## Problem statement
Output all of the data below exactly as given.

[Data records]
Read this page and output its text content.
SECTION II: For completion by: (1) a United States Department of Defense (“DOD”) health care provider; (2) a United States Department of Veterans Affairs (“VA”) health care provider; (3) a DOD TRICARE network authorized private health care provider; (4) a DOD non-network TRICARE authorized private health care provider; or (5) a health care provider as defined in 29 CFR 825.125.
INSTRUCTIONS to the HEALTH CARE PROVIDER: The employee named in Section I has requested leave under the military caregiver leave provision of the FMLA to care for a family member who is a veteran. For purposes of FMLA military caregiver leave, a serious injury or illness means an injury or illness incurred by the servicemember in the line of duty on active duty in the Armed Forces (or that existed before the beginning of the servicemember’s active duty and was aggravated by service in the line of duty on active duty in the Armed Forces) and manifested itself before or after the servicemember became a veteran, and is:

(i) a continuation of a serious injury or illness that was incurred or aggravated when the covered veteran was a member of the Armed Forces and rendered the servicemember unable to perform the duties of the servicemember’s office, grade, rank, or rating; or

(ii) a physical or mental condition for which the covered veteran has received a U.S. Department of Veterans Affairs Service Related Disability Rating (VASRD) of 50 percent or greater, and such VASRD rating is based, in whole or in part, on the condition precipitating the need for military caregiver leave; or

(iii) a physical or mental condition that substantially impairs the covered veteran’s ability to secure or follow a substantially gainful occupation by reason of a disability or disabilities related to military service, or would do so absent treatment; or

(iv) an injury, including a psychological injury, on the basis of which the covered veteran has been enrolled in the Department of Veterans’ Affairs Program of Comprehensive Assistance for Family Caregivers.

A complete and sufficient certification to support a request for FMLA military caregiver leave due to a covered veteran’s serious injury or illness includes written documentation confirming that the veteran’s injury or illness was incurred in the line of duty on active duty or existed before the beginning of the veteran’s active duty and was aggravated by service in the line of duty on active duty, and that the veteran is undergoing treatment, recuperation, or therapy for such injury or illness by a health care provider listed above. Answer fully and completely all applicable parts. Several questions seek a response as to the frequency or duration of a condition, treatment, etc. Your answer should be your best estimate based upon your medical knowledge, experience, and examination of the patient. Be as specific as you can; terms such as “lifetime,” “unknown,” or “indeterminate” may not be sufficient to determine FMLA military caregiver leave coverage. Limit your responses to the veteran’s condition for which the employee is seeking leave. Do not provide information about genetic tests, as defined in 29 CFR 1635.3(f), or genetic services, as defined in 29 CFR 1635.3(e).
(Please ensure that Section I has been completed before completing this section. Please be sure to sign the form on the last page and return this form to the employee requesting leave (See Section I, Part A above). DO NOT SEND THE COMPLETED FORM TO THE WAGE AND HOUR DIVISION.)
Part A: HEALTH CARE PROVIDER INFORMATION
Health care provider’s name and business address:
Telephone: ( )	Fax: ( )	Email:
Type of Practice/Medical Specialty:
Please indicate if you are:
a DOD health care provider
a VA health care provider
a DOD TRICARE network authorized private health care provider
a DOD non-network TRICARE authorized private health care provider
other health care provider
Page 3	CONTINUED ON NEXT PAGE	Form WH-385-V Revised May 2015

## The reply
Read this page and output its text content.
SECTION II: For completion by: (1) a United States Department of Defense (“DOD”) health care provider; (2) a United States Department of Veterans Affairs (“VA”) health care provider; (3) a DOD TRICARE network authorized private health care provider; (4) a DOD non-network TRICARE authorized private health care provider; or (5) a health care provider as defined in 29 CFR 825.125.
INSTRUCTIONS to the HEALTH CARE PROVIDER: The employee named in Section I has requested leave under the military caregiver leave provision of the FMLA to care for a family member who is a veteran. For purposes of FMLA military caregiver leave, a serious injury or illness means an injury or illness incurred by the servicemember in the line of duty on active duty in the Armed Forces (or that existed before the beginning of the servicemember’s active duty and was aggravated by service in the line of duty on active duty in the Armed Forces) and manifested itself before or after the servicemember became a veteran, and is:

(i) a continuation of a serious injury or illness that was incurred or aggravated when the covered veteran was a member of the Armed Forces and rendered the servicemember unable to perform the duties of the servicemember’s office, grade, rank, or rating; or

(ii) a physical or mental condition for which the covered veteran has received a U.S. Department of Veterans Affairs Service Related Disability Rating (VASRD) of 50 percent or greater, and such VASRD rating is based, in whole or in part, on the condition precipitating the need for military caregiver leave; or

(iii) a physical or mental condition that substantially impairs the covered veteran’s ability to secure or follow a substantially gainful occupation by reason of a disability or disabilities related to military service, or would do so absent treatment; or

(iv) an injury, including a psychological injury, on the basis of which the covered veteran has been enrolled in the Department of Veterans’ Affairs Program of Comprehensive Assistance for Family Caregivers.

A complete and sufficient certification to support a request for FMLA military caregiver leave due to a covered veteran’s serious injury or illness includes written documentation confirming that the veteran’s injury or illness was incurred in the line of duty on active duty or existed before the beginning of the veteran’s active duty and was aggravated by service in the line of duty on active duty, and that the veteran is undergoing treatment, recuperation, or therapy for such injury or illness by a health care provider listed above. Answer fully and completely all applicable parts. Several questions seek a response as to the frequency or duration of a condition, treatment, etc. Your answer should be your best estimate based upon your medical knowledge, experience, and examination of the patient. Be as specific as you can; terms such as “lifetime,” “unknown,” or “indeterminate” may not be sufficient to determine FMLA military caregiver leave coverage. Limit your responses to the veteran’s condition for which the employee is seeking leave. Do not provide information about genetic tests, as defined in 29 CFR 1635.3(f), or genetic services, as defined in 29 CFR 1635.3(e).
(Please ensure that Section I has been completed before completing this section. Please be sure to sign the form on the last page and return this form to the employee requesting leave (See Section I, Part A above). DO NOT SEND THE COMPLETED FORM TO THE WAGE AND HOUR DIVISION.)
Part A: HEALTH CARE PROVIDER INFORMATION
Health care provider’s name and business address:
Telephone: ( )	Fax: ( )	Email:
Type of Practice/Medical Specialty:
Please indicate if you are:
a DOD health care provider
a VA health care provider
a DOD TRICARE network authorized private health care provider
a DOD non-network TRICARE authorized private health care provider
other health care provider
Page 3	CONTINUED ON NEXT PAGE	Form WH-385-V Revised May 2015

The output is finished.